Begin

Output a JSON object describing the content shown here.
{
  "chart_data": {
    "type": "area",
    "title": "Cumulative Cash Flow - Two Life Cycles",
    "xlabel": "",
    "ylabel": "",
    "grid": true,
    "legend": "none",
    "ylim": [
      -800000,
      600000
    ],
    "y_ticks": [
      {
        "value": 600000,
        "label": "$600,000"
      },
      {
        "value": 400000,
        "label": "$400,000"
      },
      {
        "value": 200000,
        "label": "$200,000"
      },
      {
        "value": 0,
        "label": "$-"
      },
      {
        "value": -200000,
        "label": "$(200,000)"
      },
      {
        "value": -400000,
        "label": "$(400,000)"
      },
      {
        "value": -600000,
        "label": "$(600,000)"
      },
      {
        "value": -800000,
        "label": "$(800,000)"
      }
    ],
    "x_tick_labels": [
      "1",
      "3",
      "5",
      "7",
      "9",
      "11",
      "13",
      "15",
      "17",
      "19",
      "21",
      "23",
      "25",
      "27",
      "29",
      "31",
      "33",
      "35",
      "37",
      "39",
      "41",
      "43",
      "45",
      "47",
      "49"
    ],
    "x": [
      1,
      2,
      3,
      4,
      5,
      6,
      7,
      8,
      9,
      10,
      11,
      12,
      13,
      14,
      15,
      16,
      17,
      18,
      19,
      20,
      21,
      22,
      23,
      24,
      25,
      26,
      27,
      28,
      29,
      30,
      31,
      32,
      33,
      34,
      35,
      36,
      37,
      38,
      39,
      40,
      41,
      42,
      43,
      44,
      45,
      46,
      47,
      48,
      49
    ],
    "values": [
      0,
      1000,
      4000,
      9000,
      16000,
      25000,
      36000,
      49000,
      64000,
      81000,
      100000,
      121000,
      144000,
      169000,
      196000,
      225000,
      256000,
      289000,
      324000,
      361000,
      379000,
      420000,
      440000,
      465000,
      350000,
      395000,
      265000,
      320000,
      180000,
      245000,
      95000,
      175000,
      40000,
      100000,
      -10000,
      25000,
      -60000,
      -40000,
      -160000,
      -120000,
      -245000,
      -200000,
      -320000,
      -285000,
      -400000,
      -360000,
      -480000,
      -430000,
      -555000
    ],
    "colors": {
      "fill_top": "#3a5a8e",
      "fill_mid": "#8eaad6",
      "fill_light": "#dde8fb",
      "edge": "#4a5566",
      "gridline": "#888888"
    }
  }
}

End

What you will do: Please set down all the data word for word.

Solution to the exercise:
Output a JSON object describing the content shown here.
{
  "chart_data": {
    "type": "area",
    "title": "Cumulative Cash Flow - Two Life Cycles",
    "xlabel": "",
    "ylabel": "",
    "grid": true,
    "legend": "none",
    "ylim": [
      -800000,
      600000
    ],
    "y_ticks": [
      {
        "value": 600000,
        "label": "$600,000"
      },
      {
        "value": 400000,
        "label": "$400,000"
      },
      {
        "value": 200000,
        "label": "$200,000"
      },
      {
        "value": 0,
        "label": "$-"
      },
      {
        "value": -200000,
        "label": "$(200,000)"
      },
      {
        "value": -400000,
        "label": "$(400,000)"
      },
      {
        "value": -600000,
        "label": "$(600,000)"
      },
      {
        "value": -800000,
        "label": "$(800,000)"
      }
    ],
    "x_tick_labels": [
      "1",
      "3",
      "5",
      "7",
      "9",
      "11",
      "13",
      "15",
      "17",
      "19",
      "21",
      "23",
      "25",
      "27",
      "29",
      "31",
      "33",
      "35",
      "37",
      "39",
      "41",
      "43",
      "45",
      "47",
      "49"
    ],
    "x": [
      1,
      2,
      3,
      4,
      5,
      6,
      7,
      8,
      9,
      10,
      11,
      12,
      13,
      14,
      15,
      16,
      17,
      18,
      19,
      20,
      21,
      22,
      23,
      24,
      25,
      26,
      27,
      28,
      29,
      30,
      31,
      32,
      33,
      34,
      35,
      36,
      37,
      38,
      39,
      40,
      41,
      42,
      43,
      44,
      45,
      46,
      47,
      48,
      49
    ],
    "values": [
      0,
      1000,
      4000,
      9000,
      16000,
      25000,
      36000,
      49000,
      64000,
      81000,
      100000,
      121000,
      144000,
      169000,
      196000,
      225000,
      256000,
      289000,
      324000,
      361000,
      379000,
      420000,
      440000,
      465000,
      350000,
      395000,
      265000,
      320000,
      180000,
      245000,
      95000,
      175000,
      40000,
      100000,
      -10000,
      25000,
      -60000,
      -40000,
      -160000,
      -120000,
      -245000,
      -200000,
      -320000,
      -285000,
      -400000,
      -360000,
      -480000,
      -430000,
      -555000
    ],
    "colors": {
      "fill_top": "#3a5a8e",
      "fill_mid": "#8eaad6",
      "fill_light": "#dde8fb",
      "edge": "#4a5566",
      "gridline": "#888888"
    }
  }
}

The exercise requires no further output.